Give the data a second time, exactly and in full.

/---

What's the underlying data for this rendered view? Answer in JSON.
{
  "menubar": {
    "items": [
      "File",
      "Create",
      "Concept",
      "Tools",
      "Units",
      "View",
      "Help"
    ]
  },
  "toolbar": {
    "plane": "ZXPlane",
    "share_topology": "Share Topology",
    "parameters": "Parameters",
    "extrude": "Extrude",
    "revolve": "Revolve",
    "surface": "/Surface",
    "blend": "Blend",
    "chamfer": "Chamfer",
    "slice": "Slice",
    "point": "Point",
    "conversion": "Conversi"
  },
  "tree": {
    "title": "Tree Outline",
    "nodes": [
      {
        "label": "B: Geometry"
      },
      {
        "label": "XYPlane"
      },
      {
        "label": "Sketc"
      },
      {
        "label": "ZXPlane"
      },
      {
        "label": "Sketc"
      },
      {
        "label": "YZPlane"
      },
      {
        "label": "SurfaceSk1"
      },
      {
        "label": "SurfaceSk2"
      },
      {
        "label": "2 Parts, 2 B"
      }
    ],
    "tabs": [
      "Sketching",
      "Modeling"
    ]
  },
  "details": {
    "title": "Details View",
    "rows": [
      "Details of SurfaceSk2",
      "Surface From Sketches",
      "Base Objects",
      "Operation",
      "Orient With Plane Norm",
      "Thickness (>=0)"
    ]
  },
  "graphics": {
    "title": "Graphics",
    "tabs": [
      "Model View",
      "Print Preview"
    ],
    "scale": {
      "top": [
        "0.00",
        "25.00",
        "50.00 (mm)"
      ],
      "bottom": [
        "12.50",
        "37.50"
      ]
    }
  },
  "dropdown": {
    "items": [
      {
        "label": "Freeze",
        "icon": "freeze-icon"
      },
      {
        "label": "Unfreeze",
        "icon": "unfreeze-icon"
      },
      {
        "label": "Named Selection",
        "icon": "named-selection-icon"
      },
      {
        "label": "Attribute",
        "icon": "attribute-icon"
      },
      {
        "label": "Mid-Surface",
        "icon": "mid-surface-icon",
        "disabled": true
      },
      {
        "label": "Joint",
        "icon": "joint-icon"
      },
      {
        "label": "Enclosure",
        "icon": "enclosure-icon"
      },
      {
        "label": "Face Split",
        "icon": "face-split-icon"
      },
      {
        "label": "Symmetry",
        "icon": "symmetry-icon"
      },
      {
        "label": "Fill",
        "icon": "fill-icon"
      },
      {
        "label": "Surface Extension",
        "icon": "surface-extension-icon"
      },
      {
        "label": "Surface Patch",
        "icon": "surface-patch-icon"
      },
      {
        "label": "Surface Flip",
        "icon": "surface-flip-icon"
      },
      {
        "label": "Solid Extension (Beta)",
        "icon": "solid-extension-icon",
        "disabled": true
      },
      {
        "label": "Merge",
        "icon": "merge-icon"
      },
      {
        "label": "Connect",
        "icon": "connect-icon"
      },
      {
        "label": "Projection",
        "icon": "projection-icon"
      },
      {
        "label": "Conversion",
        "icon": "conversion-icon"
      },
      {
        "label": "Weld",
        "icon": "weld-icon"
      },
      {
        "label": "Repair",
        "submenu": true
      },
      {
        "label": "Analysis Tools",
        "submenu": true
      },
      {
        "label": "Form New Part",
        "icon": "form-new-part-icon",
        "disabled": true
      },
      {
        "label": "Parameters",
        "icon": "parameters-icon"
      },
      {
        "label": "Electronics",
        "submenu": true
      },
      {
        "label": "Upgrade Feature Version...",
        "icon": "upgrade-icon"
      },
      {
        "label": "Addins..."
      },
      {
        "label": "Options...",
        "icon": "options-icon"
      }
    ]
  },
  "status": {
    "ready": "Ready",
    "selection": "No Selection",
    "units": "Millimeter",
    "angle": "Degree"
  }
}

\---

REPLY:
What's the underlying data for this rendered view? Answer in JSON.
{
  "menubar": {
    "items": [
      "File",
      "Create",
      "Concept",
      "Tools",
      "Units",
      "View",
      "Help"
    ]
  },
  "toolbar": {
    "plane": "ZXPlane",
    "share_topology": "Share Topology",
    "parameters": "Parameters",
    "extrude": "Extrude",
    "revolve": "Revolve",
    "surface": "/Surface",
    "blend": "Blend",
    "chamfer": "Chamfer",
    "slice": "Slice",
    "point": "Point",
    "conversion": "Conversi"
  },
  "tree": {
    "title": "Tree Outline",
    "nodes": [
      {
        "label": "B: Geometry"
      },
      {
        "label": "XYPlane"
      },
      {
        "label": "Sketc"
      },
      {
        "label": "ZXPlane"
      },
      {
        "label": "Sketc"
      },
      {
        "label": "YZPlane"
      },
      {
        "label": "SurfaceSk1"
      },
      {
        "label": "SurfaceSk2"
      },
      {
        "label": "2 Parts, 2 B"
      }
    ],
    "tabs": [
      "Sketching",
      "Modeling"
    ]
  },
  "details": {
    "title": "Details View",
    "rows": [
      "Details of SurfaceSk2",
      "Surface From Sketches",
      "Base Objects",
      "Operation",
      "Orient With Plane Norm",
      "Thickness (>=0)"
    ]
  },
  "graphics": {
    "title": "Graphics",
    "tabs": [
      "Model View",
      "Print Preview"
    ],
    "scale": {
      "top": [
        "0.00",
        "25.00",
        "50.00 (mm)"
      ],
      "bottom": [
        "12.50",
        "37.50"
      ]
    }
  },
  "dropdown": {
    "items": [
      {
        "label": "Freeze",
        "icon": "freeze-icon"
      },
      {
        "label": "Unfreeze",
        "icon": "unfreeze-icon"
      },
      {
        "label": "Named Selection",
        "icon": "named-selection-icon"
      },
      {
        "label": "Attribute",
        "icon": "attribute-icon"
      },
      {
        "label": "Mid-Surface",
        "icon": "mid-surface-icon",
        "disabled": true
      },
      {
        "label": "Joint",
        "icon": "joint-icon"
      },
      {
        "label": "Enclosure",
        "icon": "enclosure-icon"
      },
      {
        "label": "Face Split",
        "icon": "face-split-icon"
      },
      {
        "label": "Symmetry",
        "icon": "symmetry-icon"
      },
      {
        "label": "Fill",
        "icon": "fill-icon"
      },
      {
        "label": "Surface Extension",
        "icon": "surface-extension-icon"
      },
      {
        "label": "Surface Patch",
        "icon": "surface-patch-icon"
      },
      {
        "label": "Surface Flip",
        "icon": "surface-flip-icon"
      },
      {
        "label": "Solid Extension (Beta)",
        "icon": "solid-extension-icon",
        "disabled": true
      },
      {
        "label": "Merge",
        "icon": "merge-icon"
      },
      {
        "label": "Connect",
        "icon": "connect-icon"
      },
      {
        "label": "Projection",
        "icon": "projection-icon"
      },
      {
        "label": "Conversion",
        "icon": "conversion-icon"
      },
      {
        "label": "Weld",
        "icon": "weld-icon"
      },
      {
        "label": "Repair",
        "submenu": true
      },
      {
        "label": "Analysis Tools",
        "submenu": true
      },
      {
        "label": "Form New Part",
        "icon": "form-new-part-icon",
        "disabled": true
      },
      {
        "label": "Parameters",
        "icon": "parameters-icon"
      },
      {
        "label": "Electronics",
        "submenu": true
      },
      {
        "label": "Upgrade Feature Version...",
        "icon": "upgrade-icon"
      },
      {
        "label": "Addins..."
      },
      {
        "label": "Options...",
        "icon": "options-icon"
      }
    ]
  },
  "status": {
    "ready": "Ready",
    "selection": "No Selection",
    "units": "Millimeter",
    "angle": "Degree"
  }
}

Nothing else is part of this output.